Data provided ▸
<<<<

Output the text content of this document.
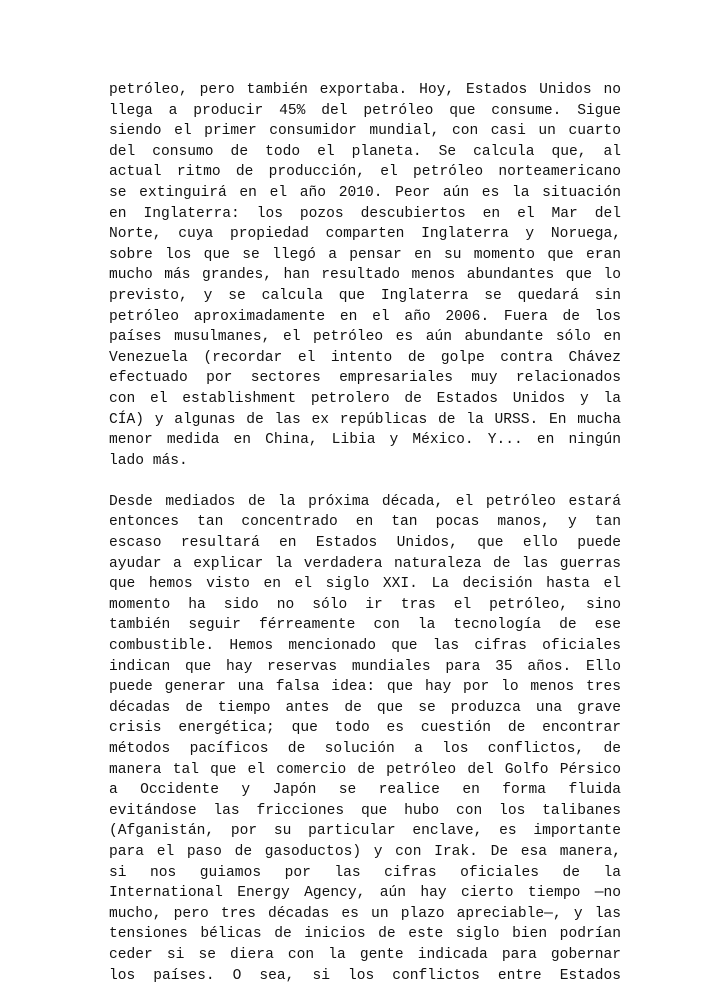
petróleo, pero también exportaba. Hoy, Estados Unidos no
llega a producir 45% del petróleo que consume. Sigue
siendo el primer consumidor mundial, con casi un cuarto
del consumo de todo el planeta. Se calcula que, al
actual ritmo de producción, el petróleo norteamericano
se extinguirá en el año 2010. Peor aún es la situación
en Inglaterra: los pozos descubiertos en el Mar del
Norte, cuya propiedad comparten Inglaterra y Noruega,
sobre los que se llegó a pensar en su momento que eran
mucho más grandes, han resultado menos abundantes que lo
previsto, y se calcula que Inglaterra se quedará sin
petróleo aproximadamente en el año 2006. Fuera de los
países musulmanes, el petróleo es aún abundante sólo en
Venezuela (recordar el intento de golpe contra Chávez
efectuado por sectores empresariales muy relacionados
con el establishment petrolero de Estados Unidos y la
CÍA) y algunas de las ex repúblicas de la URSS. En mucha
menor medida en China, Libia y México. Y... en ningún
lado más.
Desde mediados de la próxima década, el petróleo estará
entonces tan concentrado en tan pocas manos, y tan
escaso resultará en Estados Unidos, que ello puede
ayudar a explicar la verdadera naturaleza de las guerras
que hemos visto en el siglo XXI. La decisión hasta el
momento ha sido no sólo ir tras el petróleo, sino
también seguir férreamente con la tecnología de ese
combustible. Hemos mencionado que las cifras oficiales
indican que hay reservas mundiales para 35 años. Ello
puede generar una falsa idea: que hay por lo menos tres
décadas de tiempo antes de que se produzca una grave
crisis energética; que todo es cuestión de encontrar
métodos pacíficos de solución a los conflictos, de
manera tal que el comercio de petróleo del Golfo Pérsico
a Occidente y Japón se realice en forma fluida
evitándose las fricciones que hubo con los talibanes
(Afganistán, por su particular enclave, es importante
para el paso de gasoductos) y con Irak. De esa manera,
si nos guiamos por las cifras oficiales de la
International Energy Agency, aún hay cierto tiempo —no
mucho, pero tres décadas es un plazo apreciable—, y las
tensiones bélicas de inicios de este siglo bien podrían
ceder si se diera con la gente indicada para gobernar
los países. O sea, si los conflictos entre Estados
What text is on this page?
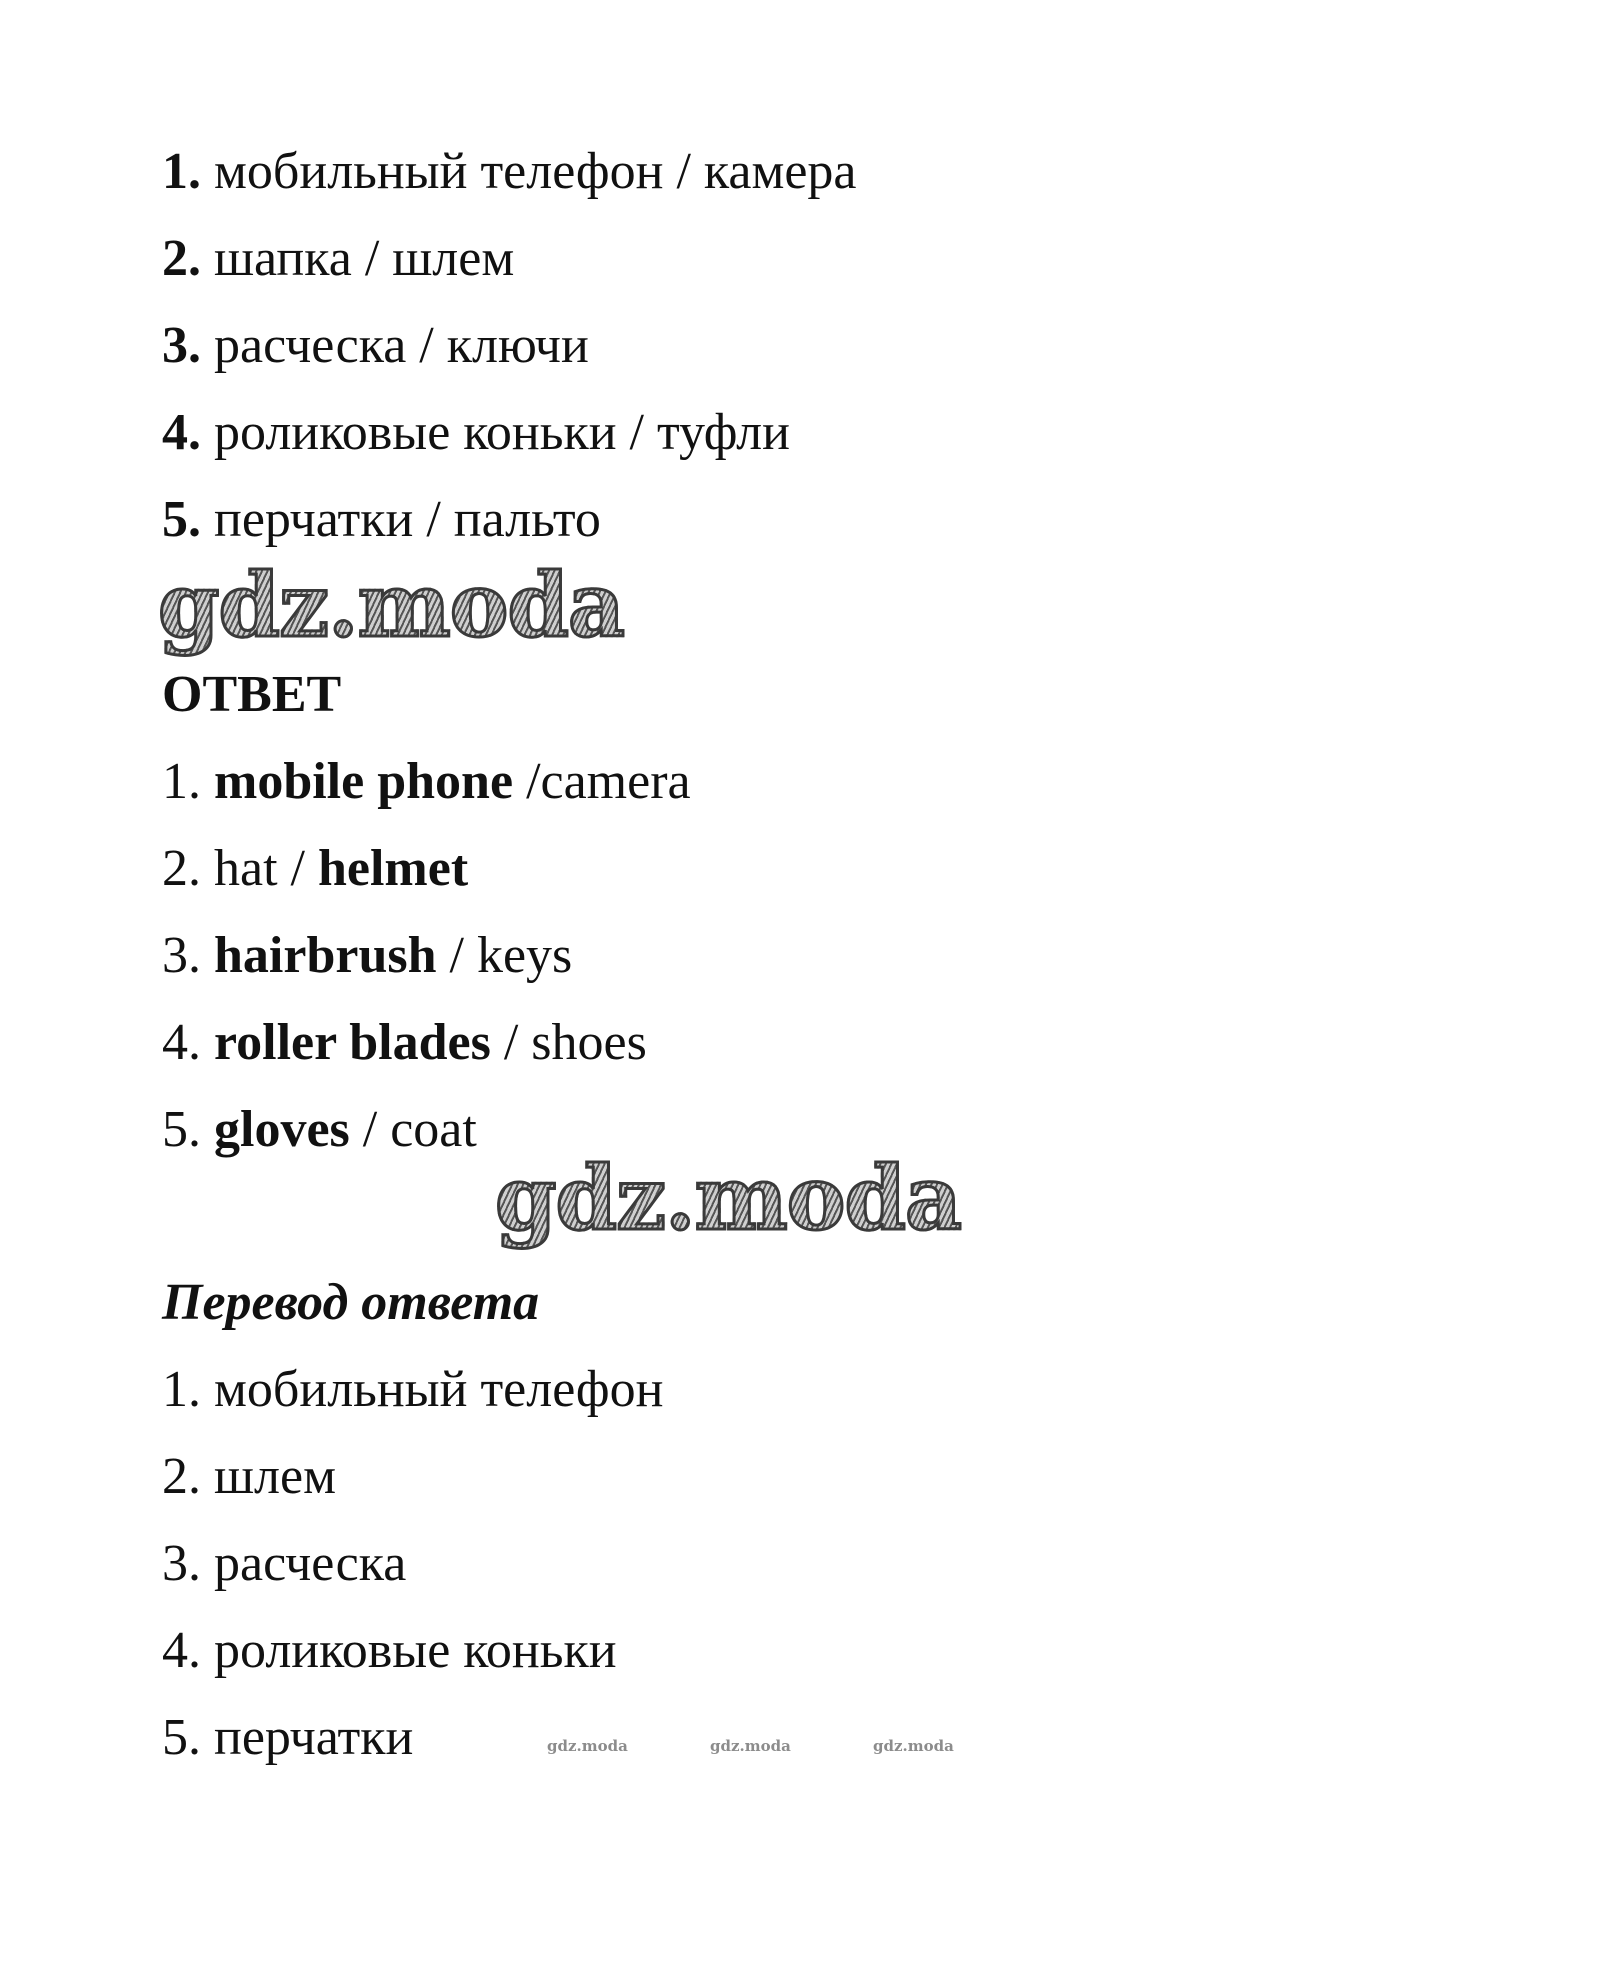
1. мобильный телефон / камера
2. шапка / шлем
3. расческа / ключи
4. роликовые коньки / туфли
5. перчатки / пальто
gdz.moda
ОТВЕТ
1. mobile phone /camera
2. hat / helmet
3. hairbrush / keys
4. roller blades / shoes
5. gloves / coat
gdz.moda
Перевод ответа
1. мобильный телефон
2. шлем
3. расческа
4. роликовые коньки
5. перчатки	gdz.moda	gdz.moda	gdz.moda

>>>>

Short task ▸ Output all of the records exactly as they appear above, but not the pictures.

Result of the task ▸
Output the text content of this document.
petróleo, pero también exportaba. Hoy, Estados Unidos no
llega a producir 45% del petróleo que consume. Sigue
siendo el primer consumidor mundial, con casi un cuarto
del consumo de todo el planeta. Se calcula que, al
actual ritmo de producción, el petróleo norteamericano
se extinguirá en el año 2010. Peor aún es la situación
en Inglaterra: los pozos descubiertos en el Mar del
Norte, cuya propiedad comparten Inglaterra y Noruega,
sobre los que se llegó a pensar en su momento que eran
mucho más grandes, han resultado menos abundantes que lo
previsto, y se calcula que Inglaterra se quedará sin
petróleo aproximadamente en el año 2006. Fuera de los
países musulmanes, el petróleo es aún abundante sólo en
Venezuela (recordar el intento de golpe contra Chávez
efectuado por sectores empresariales muy relacionados
con el establishment petrolero de Estados Unidos y la
CÍA) y algunas de las ex repúblicas de la URSS. En mucha
menor medida en China, Libia y México. Y... en ningún
lado más.
Desde mediados de la próxima década, el petróleo estará
entonces tan concentrado en tan pocas manos, y tan
escaso resultará en Estados Unidos, que ello puede
ayudar a explicar la verdadera naturaleza de las guerras
que hemos visto en el siglo XXI. La decisión hasta el
momento ha sido no sólo ir tras el petróleo, sino
también seguir férreamente con la tecnología de ese
combustible. Hemos mencionado que las cifras oficiales
indican que hay reservas mundiales para 35 años. Ello
puede generar una falsa idea: que hay por lo menos tres
décadas de tiempo antes de que se produzca una grave
crisis energética; que todo es cuestión de encontrar
métodos pacíficos de solución a los conflictos, de
manera tal que el comercio de petróleo del Golfo Pérsico
a Occidente y Japón se realice en forma fluida
evitándose las fricciones que hubo con los talibanes
(Afganistán, por su particular enclave, es importante
para el paso de gasoductos) y con Irak. De esa manera,
si nos guiamos por las cifras oficiales de la
International Energy Agency, aún hay cierto tiempo —no
mucho, pero tres décadas es un plazo apreciable—, y las
tensiones bélicas de inicios de este siglo bien podrían
ceder si se diera con la gente indicada para gobernar
los países. O sea, si los conflictos entre Estados
What text is on this page?
1. мобильный телефон / камера
2. шапка / шлем
3. расческа / ключи
4. роликовые коньки / туфли
5. перчатки / пальто
gdz.moda
ОТВЕТ
1. mobile phone /camera
2. hat / helmet
3. hairbrush / keys
4. roller blades / shoes
5. gloves / coat
gdz.moda
Перевод ответа
1. мобильный телефон
2. шлем
3. расческа
4. роликовые коньки
5. перчатки	gdz.moda	gdz.moda	gdz.moda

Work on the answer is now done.